┌──

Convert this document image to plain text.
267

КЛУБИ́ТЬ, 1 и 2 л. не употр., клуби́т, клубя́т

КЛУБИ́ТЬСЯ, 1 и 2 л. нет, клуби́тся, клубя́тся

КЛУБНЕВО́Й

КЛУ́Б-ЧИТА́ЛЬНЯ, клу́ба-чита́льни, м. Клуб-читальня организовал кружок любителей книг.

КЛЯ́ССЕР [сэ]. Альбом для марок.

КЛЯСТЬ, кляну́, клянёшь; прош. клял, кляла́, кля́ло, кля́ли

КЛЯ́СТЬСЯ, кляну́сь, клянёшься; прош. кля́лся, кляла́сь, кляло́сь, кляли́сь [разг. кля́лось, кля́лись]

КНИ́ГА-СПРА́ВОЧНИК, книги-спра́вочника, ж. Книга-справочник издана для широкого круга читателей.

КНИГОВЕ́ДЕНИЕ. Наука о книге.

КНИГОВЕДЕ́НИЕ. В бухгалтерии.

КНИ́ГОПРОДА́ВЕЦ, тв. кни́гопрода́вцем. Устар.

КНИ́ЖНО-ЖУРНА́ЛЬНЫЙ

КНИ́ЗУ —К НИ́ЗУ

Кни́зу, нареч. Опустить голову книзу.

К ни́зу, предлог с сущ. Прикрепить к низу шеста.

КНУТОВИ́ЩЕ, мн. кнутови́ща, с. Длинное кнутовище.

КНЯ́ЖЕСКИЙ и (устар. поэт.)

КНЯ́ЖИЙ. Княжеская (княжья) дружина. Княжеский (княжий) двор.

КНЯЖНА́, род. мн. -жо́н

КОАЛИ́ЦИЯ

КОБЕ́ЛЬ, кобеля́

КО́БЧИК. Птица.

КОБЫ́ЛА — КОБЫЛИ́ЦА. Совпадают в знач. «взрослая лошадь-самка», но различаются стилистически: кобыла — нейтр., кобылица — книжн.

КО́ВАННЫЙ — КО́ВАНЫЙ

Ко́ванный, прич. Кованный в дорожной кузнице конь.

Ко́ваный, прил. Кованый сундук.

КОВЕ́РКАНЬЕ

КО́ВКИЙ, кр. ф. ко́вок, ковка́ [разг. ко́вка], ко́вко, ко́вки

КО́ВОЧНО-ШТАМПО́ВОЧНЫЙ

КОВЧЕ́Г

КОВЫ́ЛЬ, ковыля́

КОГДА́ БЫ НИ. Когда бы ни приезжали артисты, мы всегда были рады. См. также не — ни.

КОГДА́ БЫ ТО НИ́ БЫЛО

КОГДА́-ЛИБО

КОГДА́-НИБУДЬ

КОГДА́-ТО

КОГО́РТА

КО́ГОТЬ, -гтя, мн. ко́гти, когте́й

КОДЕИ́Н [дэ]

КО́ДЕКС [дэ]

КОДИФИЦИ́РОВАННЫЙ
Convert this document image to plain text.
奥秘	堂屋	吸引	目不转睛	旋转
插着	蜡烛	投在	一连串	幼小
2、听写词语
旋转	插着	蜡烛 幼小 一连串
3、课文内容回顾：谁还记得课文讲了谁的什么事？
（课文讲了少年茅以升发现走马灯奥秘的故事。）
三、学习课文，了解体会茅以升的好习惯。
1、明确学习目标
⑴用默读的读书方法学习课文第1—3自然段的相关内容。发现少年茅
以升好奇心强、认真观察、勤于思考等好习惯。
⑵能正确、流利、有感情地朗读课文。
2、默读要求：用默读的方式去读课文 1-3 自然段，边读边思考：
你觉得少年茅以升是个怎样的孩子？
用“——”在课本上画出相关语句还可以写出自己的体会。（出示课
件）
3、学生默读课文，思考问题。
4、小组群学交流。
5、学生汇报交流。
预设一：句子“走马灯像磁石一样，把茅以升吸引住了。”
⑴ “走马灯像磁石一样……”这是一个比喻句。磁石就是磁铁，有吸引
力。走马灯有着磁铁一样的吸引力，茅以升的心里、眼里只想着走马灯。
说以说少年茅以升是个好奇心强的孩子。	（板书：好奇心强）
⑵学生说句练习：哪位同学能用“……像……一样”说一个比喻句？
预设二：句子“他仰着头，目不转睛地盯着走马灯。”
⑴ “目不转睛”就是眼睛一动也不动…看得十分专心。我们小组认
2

└──

Type the material above out again, exactly.

Convert this document image to plain text.
267

КЛУБИ́ТЬ, 1 и 2 л. не употр., клуби́т, клубя́т

КЛУБИ́ТЬСЯ, 1 и 2 л. нет, клуби́тся, клубя́тся

КЛУБНЕВО́Й

КЛУ́Б-ЧИТА́ЛЬНЯ, клу́ба-чита́льни, м. Клуб-читальня организовал кружок любителей книг.

КЛЯ́ССЕР [сэ]. Альбом для марок.

КЛЯСТЬ, кляну́, клянёшь; прош. клял, кляла́, кля́ло, кля́ли

КЛЯ́СТЬСЯ, кляну́сь, клянёшься; прош. кля́лся, кляла́сь, кляло́сь, кляли́сь [разг. кля́лось, кля́лись]

КНИ́ГА-СПРА́ВОЧНИК, книги-спра́вочника, ж. Книга-справочник издана для широкого круга читателей.

КНИГОВЕ́ДЕНИЕ. Наука о книге.

КНИГОВЕДЕ́НИЕ. В бухгалтерии.

КНИ́ГОПРОДА́ВЕЦ, тв. кни́гопрода́вцем. Устар.

КНИ́ЖНО-ЖУРНА́ЛЬНЫЙ

КНИ́ЗУ —К НИ́ЗУ

Кни́зу, нареч. Опустить голову книзу.

К ни́зу, предлог с сущ. Прикрепить к низу шеста.

КНУТОВИ́ЩЕ, мн. кнутови́ща, с. Длинное кнутовище.

КНЯ́ЖЕСКИЙ и (устар. поэт.)

КНЯ́ЖИЙ. Княжеская (княжья) дружина. Княжеский (княжий) двор.

КНЯЖНА́, род. мн. -жо́н

КОАЛИ́ЦИЯ

КОБЕ́ЛЬ, кобеля́

КО́БЧИК. Птица.

КОБЫ́ЛА — КОБЫЛИ́ЦА. Совпадают в знач. «взрослая лошадь-самка», но различаются стилистически: кобыла — нейтр., кобылица — книжн.

КО́ВАННЫЙ — КО́ВАНЫЙ

Ко́ванный, прич. Кованный в дорожной кузнице конь.

Ко́ваный, прил. Кованый сундук.

КОВЕ́РКАНЬЕ

КО́ВКИЙ, кр. ф. ко́вок, ковка́ [разг. ко́вка], ко́вко, ко́вки

КО́ВОЧНО-ШТАМПО́ВОЧНЫЙ

КОВЧЕ́Г

КОВЫ́ЛЬ, ковыля́

КОГДА́ БЫ НИ. Когда бы ни приезжали артисты, мы всегда были рады. См. также не — ни.

КОГДА́ БЫ ТО НИ́ БЫЛО

КОГДА́-ЛИБО

КОГДА́-НИБУДЬ

КОГДА́-ТО

КОГО́РТА

КО́ГОТЬ, -гтя, мн. ко́гти, когте́й

КОДЕИ́Н [дэ]

КО́ДЕКС [дэ]

КОДИФИЦИ́РОВАННЫЙ
Convert this document image to plain text.
奥秘	堂屋	吸引	目不转睛	旋转
插着	蜡烛	投在	一连串	幼小
2、听写词语
旋转	插着	蜡烛 幼小 一连串
3、课文内容回顾：谁还记得课文讲了谁的什么事？
（课文讲了少年茅以升发现走马灯奥秘的故事。）
三、学习课文，了解体会茅以升的好习惯。
1、明确学习目标
⑴用默读的读书方法学习课文第1—3自然段的相关内容。发现少年茅
以升好奇心强、认真观察、勤于思考等好习惯。
⑵能正确、流利、有感情地朗读课文。
2、默读要求：用默读的方式去读课文 1-3 自然段，边读边思考：
你觉得少年茅以升是个怎样的孩子？
用“——”在课本上画出相关语句还可以写出自己的体会。（出示课
件）
3、学生默读课文，思考问题。
4、小组群学交流。
5、学生汇报交流。
预设一：句子“走马灯像磁石一样，把茅以升吸引住了。”
⑴ “走马灯像磁石一样……”这是一个比喻句。磁石就是磁铁，有吸引
力。走马灯有着磁铁一样的吸引力，茅以升的心里、眼里只想着走马灯。
说以说少年茅以升是个好奇心强的孩子。	（板书：好奇心强）
⑵学生说句练习：哪位同学能用“……像……一样”说一个比喻句？
预设二：句子“他仰着头，目不转睛地盯着走马灯。”
⑴ “目不转睛”就是眼睛一动也不动…看得十分专心。我们小组认
2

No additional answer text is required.